--- Exercise objective ---
Without the pictures, print each of the records below exactly as it appears.
━━ Supplied information ━━
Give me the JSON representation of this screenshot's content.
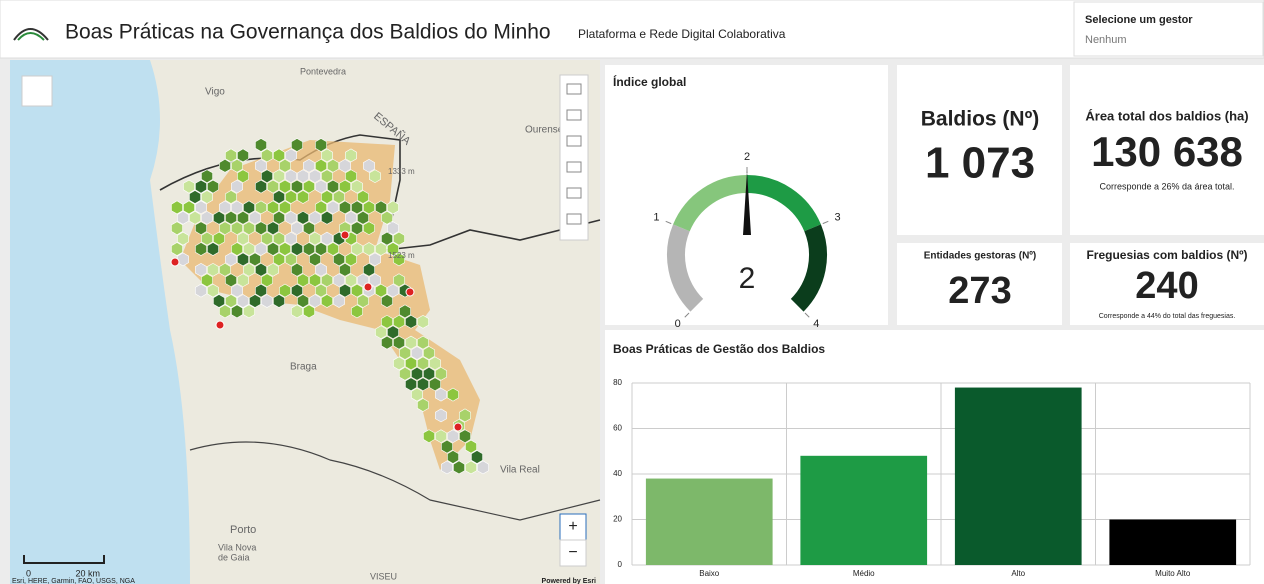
{
  "header": {
    "title": "Boas Práticas na Governança dos Baldios do Minho",
    "subtitle": "Plataforma e Rede Digital Colaborativa",
    "selector_label": "Selecione um gestor",
    "selector_value": "Nenhum"
  },
  "map": {
    "labels": [
      "Pontevedra",
      "Vigo",
      "Ourense",
      "ESPAÑA",
      "1333 m",
      "1523 m",
      "Braga",
      "Vila Real",
      "Porto",
      "Vila Nova",
      "de Gaia",
      "VISEU"
    ],
    "scale": {
      "zero": "0",
      "distance": "20 km"
    },
    "attribution": "Esri, HERE, Garmin, FAO, USGS, NGA",
    "powered_by": "Powered by Esri",
    "zoom_in": "+",
    "zoom_out": "−"
  },
  "gauge": {
    "title": "Índice global",
    "min": 0,
    "max": 4,
    "ticks": [
      0,
      1,
      2,
      3,
      4
    ],
    "value": 2,
    "band_colors": [
      "#b5b5b5",
      "#86c67c",
      "#1e9b45",
      "#0b3d1c"
    ]
  },
  "cards": [
    {
      "title": "Baldios (Nº)",
      "value": "1 073"
    },
    {
      "title": "Área total dos baldios (ha)",
      "value": "130 638",
      "note": "Corresponde a 26% da área total."
    },
    {
      "title": "Entidades gestoras (Nº)",
      "value": "273"
    },
    {
      "title": "Freguesias com baldios (Nº)",
      "value": "240",
      "note": "Corresponde a 44% do total das freguesias."
    }
  ],
  "chart_data": {
    "type": "bar",
    "title": "Boas Práticas de Gestão dos Baldios",
    "categories": [
      "Baixo",
      "Médio",
      "Alto",
      "Muito Alto"
    ],
    "values": [
      38,
      48,
      78,
      20
    ],
    "colors": [
      "#7db86a",
      "#1e9b45",
      "#0a5a2c",
      "#000000"
    ],
    "ylim": [
      0,
      80
    ],
    "yticks": [
      0,
      20,
      40,
      60,
      80
    ],
    "grid": true
  }
}
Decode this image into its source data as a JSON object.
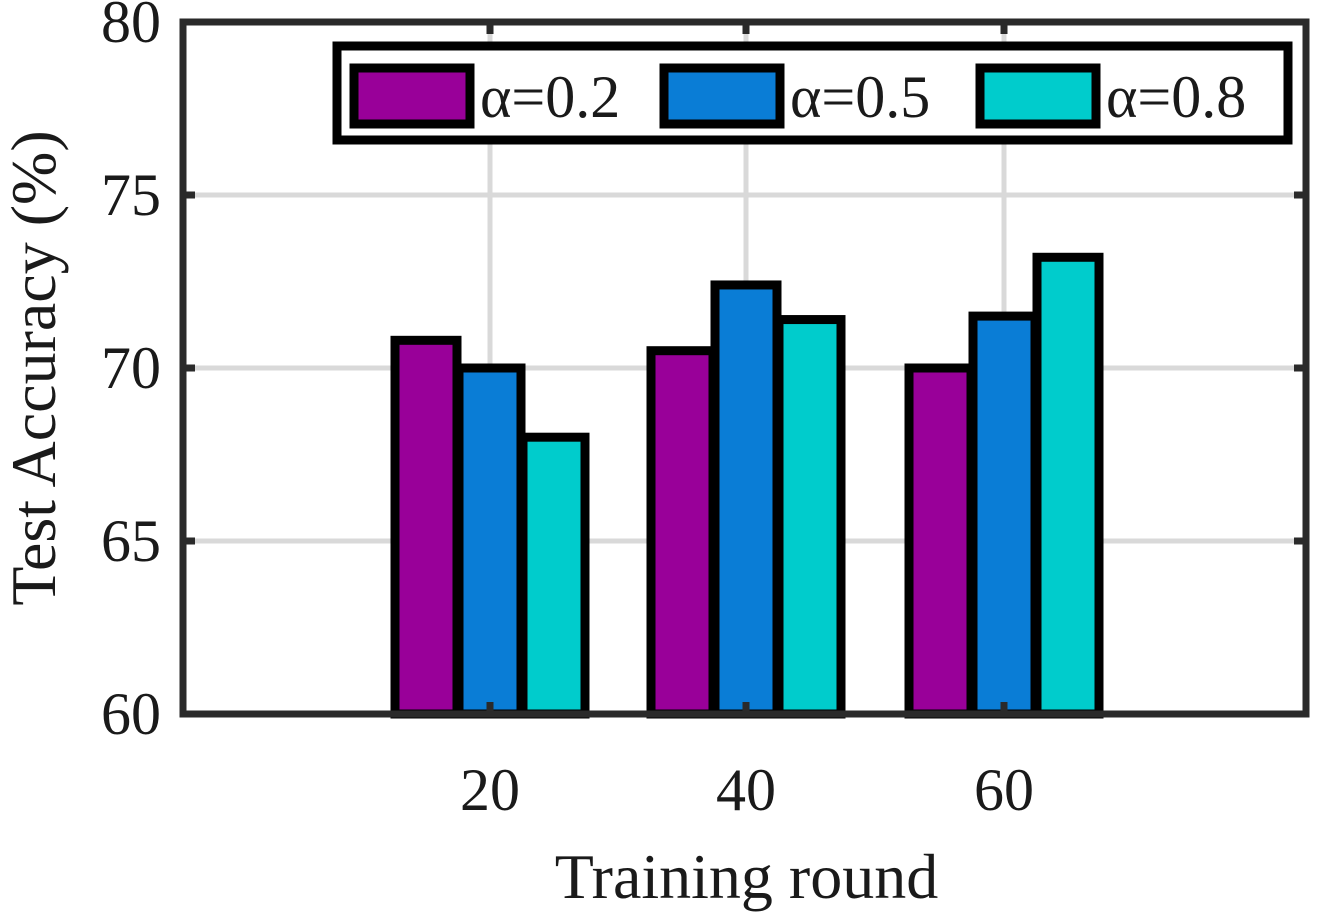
{
  "chart_data": {
    "type": "bar",
    "title": "",
    "xlabel": "Training round",
    "ylabel": "Test Accuracy (%)",
    "categories": [
      "20",
      "40",
      "60"
    ],
    "ylim": [
      60,
      80
    ],
    "yticks": [
      "60",
      "65",
      "70",
      "75",
      "80"
    ],
    "grid": true,
    "legend_position": "top-right",
    "series": [
      {
        "name": "α=0.2",
        "color": "#990099",
        "values": [
          70.8,
          70.5,
          70.0
        ]
      },
      {
        "name": "α=0.5",
        "color": "#0a7dd6",
        "values": [
          70.0,
          72.4,
          71.5
        ]
      },
      {
        "name": "α=0.8",
        "color": "#00cccc",
        "values": [
          68.0,
          71.4,
          73.2
        ]
      }
    ]
  }
}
━━━
--- Written answer ---
Give me the JSON representation of this screenshot's content.
{
  "header": {
    "title": "Boas Práticas na Governança dos Baldios do Minho",
    "subtitle": "Plataforma e Rede Digital Colaborativa",
    "selector_label": "Selecione um gestor",
    "selector_value": "Nenhum"
  },
  "map": {
    "labels": [
      "Pontevedra",
      "Vigo",
      "Ourense",
      "ESPAÑA",
      "1333 m",
      "1523 m",
      "Braga",
      "Vila Real",
      "Porto",
      "Vila Nova",
      "de Gaia",
      "VISEU"
    ],
    "scale": {
      "zero": "0",
      "distance": "20 km"
    },
    "attribution": "Esri, HERE, Garmin, FAO, USGS, NGA",
    "powered_by": "Powered by Esri",
    "zoom_in": "+",
    "zoom_out": "−"
  },
  "gauge": {
    "title": "Índice global",
    "min": 0,
    "max": 4,
    "ticks": [
      0,
      1,
      2,
      3,
      4
    ],
    "value": 2,
    "band_colors": [
      "#b5b5b5",
      "#86c67c",
      "#1e9b45",
      "#0b3d1c"
    ]
  },
  "cards": [
    {
      "title": "Baldios (Nº)",
      "value": "1 073"
    },
    {
      "title": "Área total dos baldios (ha)",
      "value": "130 638",
      "note": "Corresponde a 26% da área total."
    },
    {
      "title": "Entidades gestoras (Nº)",
      "value": "273"
    },
    {
      "title": "Freguesias com baldios (Nº)",
      "value": "240",
      "note": "Corresponde a 44% do total das freguesias."
    }
  ],
  "chart_data": {
    "type": "bar",
    "title": "Boas Práticas de Gestão dos Baldios",
    "categories": [
      "Baixo",
      "Médio",
      "Alto",
      "Muito Alto"
    ],
    "values": [
      38,
      48,
      78,
      20
    ],
    "colors": [
      "#7db86a",
      "#1e9b45",
      "#0a5a2c",
      "#000000"
    ],
    "ylim": [
      0,
      80
    ],
    "yticks": [
      0,
      20,
      40,
      60,
      80
    ],
    "grid": true
  }
}
Decode this image into its source data as a JSON object.
{
  "chart_data": {
    "type": "bar",
    "title": "",
    "xlabel": "Training round",
    "ylabel": "Test Accuracy (%)",
    "categories": [
      "20",
      "40",
      "60"
    ],
    "ylim": [
      60,
      80
    ],
    "yticks": [
      "60",
      "65",
      "70",
      "75",
      "80"
    ],
    "grid": true,
    "legend_position": "top-right",
    "series": [
      {
        "name": "α=0.2",
        "color": "#990099",
        "values": [
          70.8,
          70.5,
          70.0
        ]
      },
      {
        "name": "α=0.5",
        "color": "#0a7dd6",
        "values": [
          70.0,
          72.4,
          71.5
        ]
      },
      {
        "name": "α=0.8",
        "color": "#00cccc",
        "values": [
          68.0,
          71.4,
          73.2
        ]
      }
    ]
  }
}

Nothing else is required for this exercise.